In your copy, leave out the pictures and repeat the entries below exactly.
------ ROWS ------
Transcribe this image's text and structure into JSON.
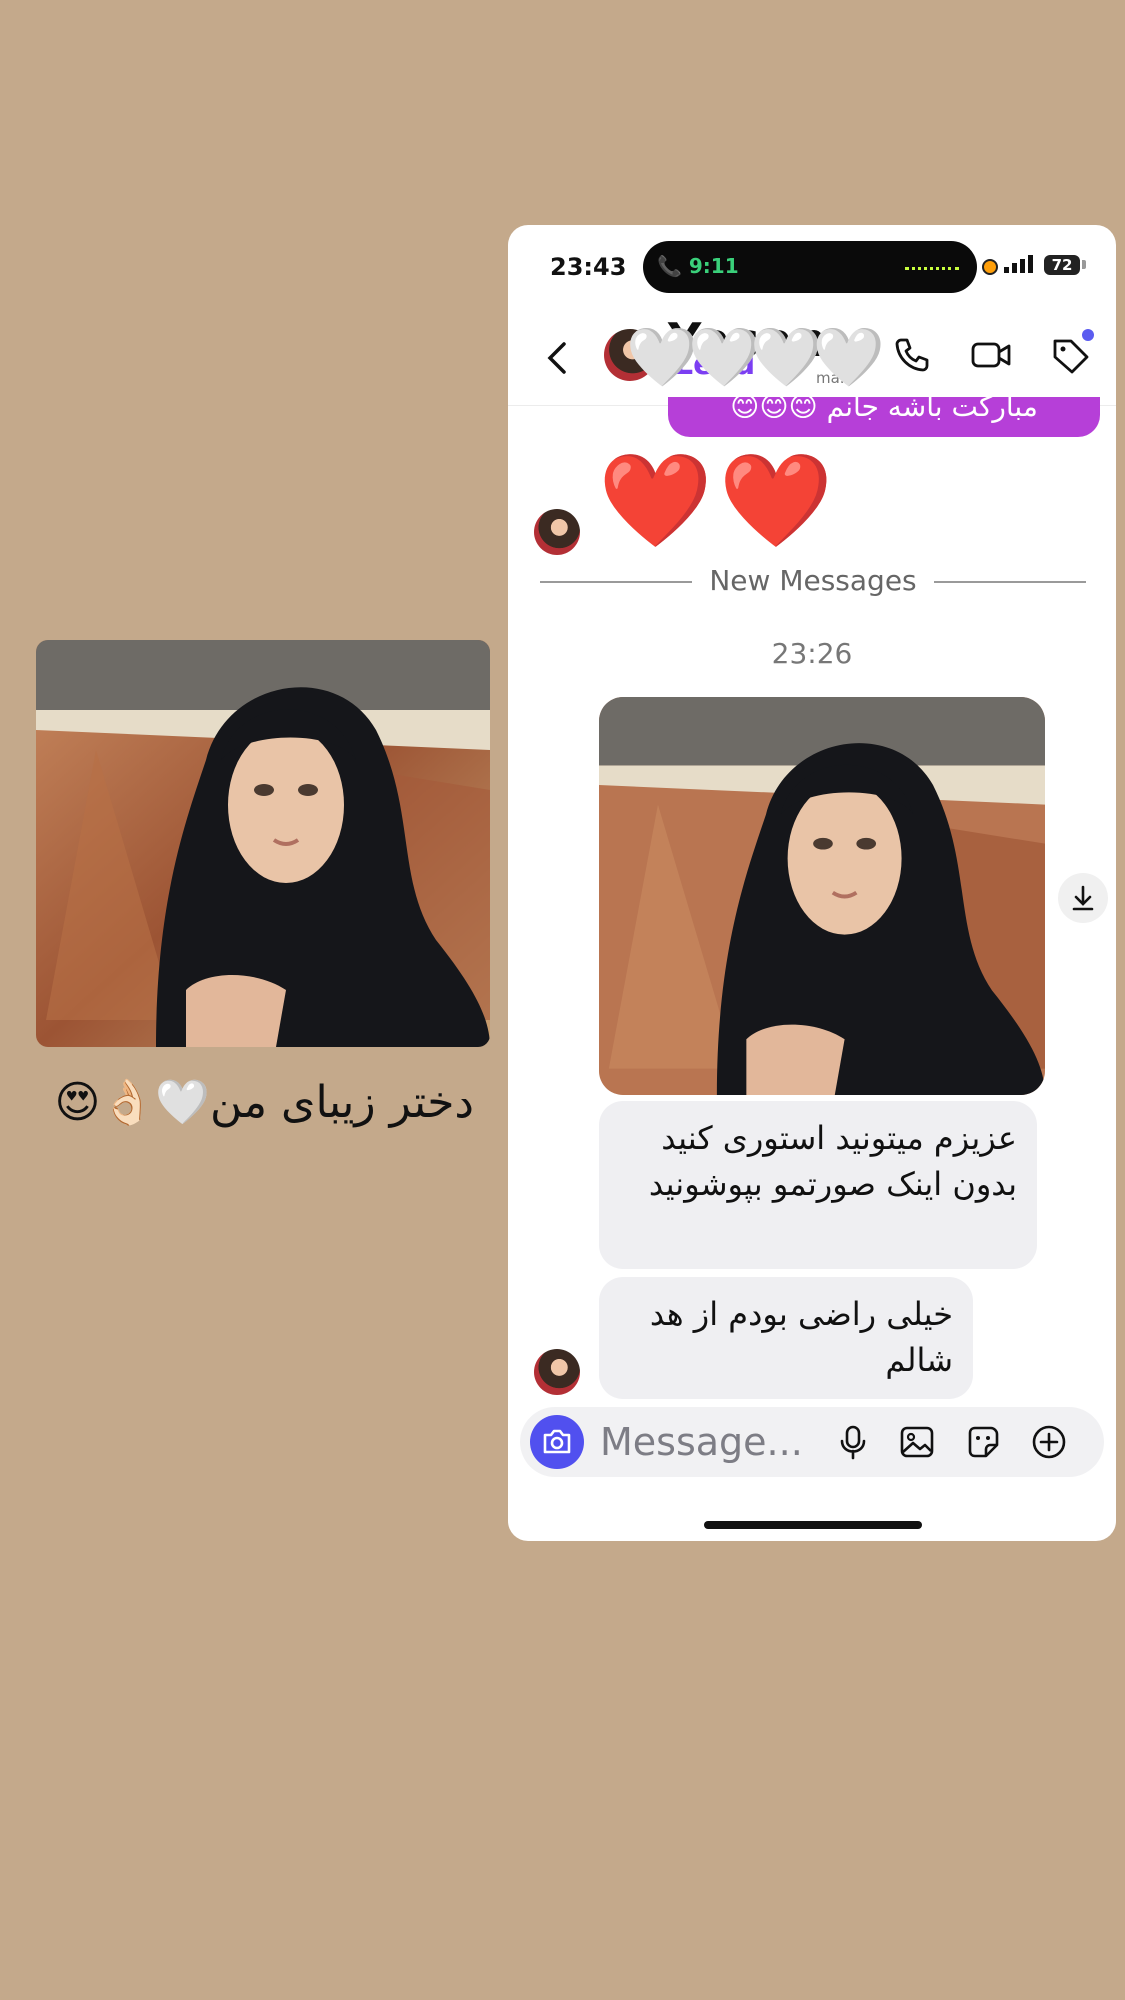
{
  "story": {
    "caption": "دختر زیبای من",
    "caption_emojis": "🤍👌🏻😍"
  },
  "status_bar": {
    "time": "23:43",
    "call_time": "9:11",
    "battery": "72"
  },
  "chat_header": {
    "name": "Yasam",
    "subtitle": "Lead",
    "sub_small": "ma...",
    "hearts": "🤍🤍🤍🤍"
  },
  "messages": {
    "previous_bubble_text": "مبارکت باشه جانم 😊😊😊",
    "big_hearts": "❤️❤️",
    "new_messages_label": "New Messages",
    "timestamp": "23:26",
    "bubble1": "عزیزم میتونید استوری کنید بدون اینک صورتمو بپوشونید",
    "bubble2": "خیلی راضی بودم از هد شالم"
  },
  "composer": {
    "placeholder": "Message..."
  },
  "colors": {
    "page_bg": "#c4a98b",
    "accent": "#5150ef",
    "sent_bubble": "#b63fd8",
    "lead_purple": "#7b3ef2"
  },
  "icons": [
    "back-chevron-icon",
    "phone-icon",
    "video-camera-icon",
    "tag-icon",
    "camera-icon",
    "microphone-icon",
    "gallery-icon",
    "sticker-icon",
    "plus-circle-icon",
    "download-icon"
  ]
}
------
SOLVED PROBLEM ->
Transcribe this image's text and structure into JSON.
{
  "story": {
    "caption": "دختر زیبای من",
    "caption_emojis": "🤍👌🏻😍"
  },
  "status_bar": {
    "time": "23:43",
    "call_time": "9:11",
    "battery": "72"
  },
  "chat_header": {
    "name": "Yasam",
    "subtitle": "Lead",
    "sub_small": "ma...",
    "hearts": "🤍🤍🤍🤍"
  },
  "messages": {
    "previous_bubble_text": "مبارکت باشه جانم 😊😊😊",
    "big_hearts": "❤️❤️",
    "new_messages_label": "New Messages",
    "timestamp": "23:26",
    "bubble1": "عزیزم میتونید استوری کنید بدون اینک صورتمو بپوشونید",
    "bubble2": "خیلی راضی بودم از هد شالم"
  },
  "composer": {
    "placeholder": "Message..."
  },
  "colors": {
    "page_bg": "#c4a98b",
    "accent": "#5150ef",
    "sent_bubble": "#b63fd8",
    "lead_purple": "#7b3ef2"
  },
  "icons": [
    "back-chevron-icon",
    "phone-icon",
    "video-camera-icon",
    "tag-icon",
    "camera-icon",
    "microphone-icon",
    "gallery-icon",
    "sticker-icon",
    "plus-circle-icon",
    "download-icon"
  ]
}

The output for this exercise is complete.